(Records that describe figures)
##############################

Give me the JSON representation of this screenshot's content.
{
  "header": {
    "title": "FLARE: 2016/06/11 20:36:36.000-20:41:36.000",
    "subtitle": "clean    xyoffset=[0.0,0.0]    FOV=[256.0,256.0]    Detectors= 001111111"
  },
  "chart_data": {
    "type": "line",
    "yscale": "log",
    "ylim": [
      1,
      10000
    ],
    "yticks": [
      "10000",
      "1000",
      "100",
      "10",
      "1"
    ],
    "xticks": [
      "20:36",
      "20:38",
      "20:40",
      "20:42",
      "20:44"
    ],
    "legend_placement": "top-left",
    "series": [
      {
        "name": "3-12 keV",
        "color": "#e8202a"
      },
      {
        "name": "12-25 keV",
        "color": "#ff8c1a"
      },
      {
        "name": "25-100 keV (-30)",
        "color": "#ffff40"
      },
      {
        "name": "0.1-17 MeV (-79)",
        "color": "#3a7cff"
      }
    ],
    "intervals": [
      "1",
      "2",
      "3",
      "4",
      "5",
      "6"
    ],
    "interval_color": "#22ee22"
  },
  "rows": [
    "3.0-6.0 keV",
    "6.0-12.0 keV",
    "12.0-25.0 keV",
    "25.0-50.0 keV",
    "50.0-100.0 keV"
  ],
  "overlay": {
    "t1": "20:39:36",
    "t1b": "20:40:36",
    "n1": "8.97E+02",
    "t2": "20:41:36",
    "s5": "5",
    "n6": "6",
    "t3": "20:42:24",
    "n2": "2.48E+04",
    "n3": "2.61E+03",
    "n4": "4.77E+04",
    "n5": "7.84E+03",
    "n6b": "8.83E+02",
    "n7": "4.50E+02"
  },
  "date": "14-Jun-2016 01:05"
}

##############################

Check each line of the entries above for the word "name". List the ones that have it.

        "name": "3-12 keV",
        "name": "12-25 keV",
        "name": "25-100 keV (-30)",
        "name": "0.1-17 MeV (-79)",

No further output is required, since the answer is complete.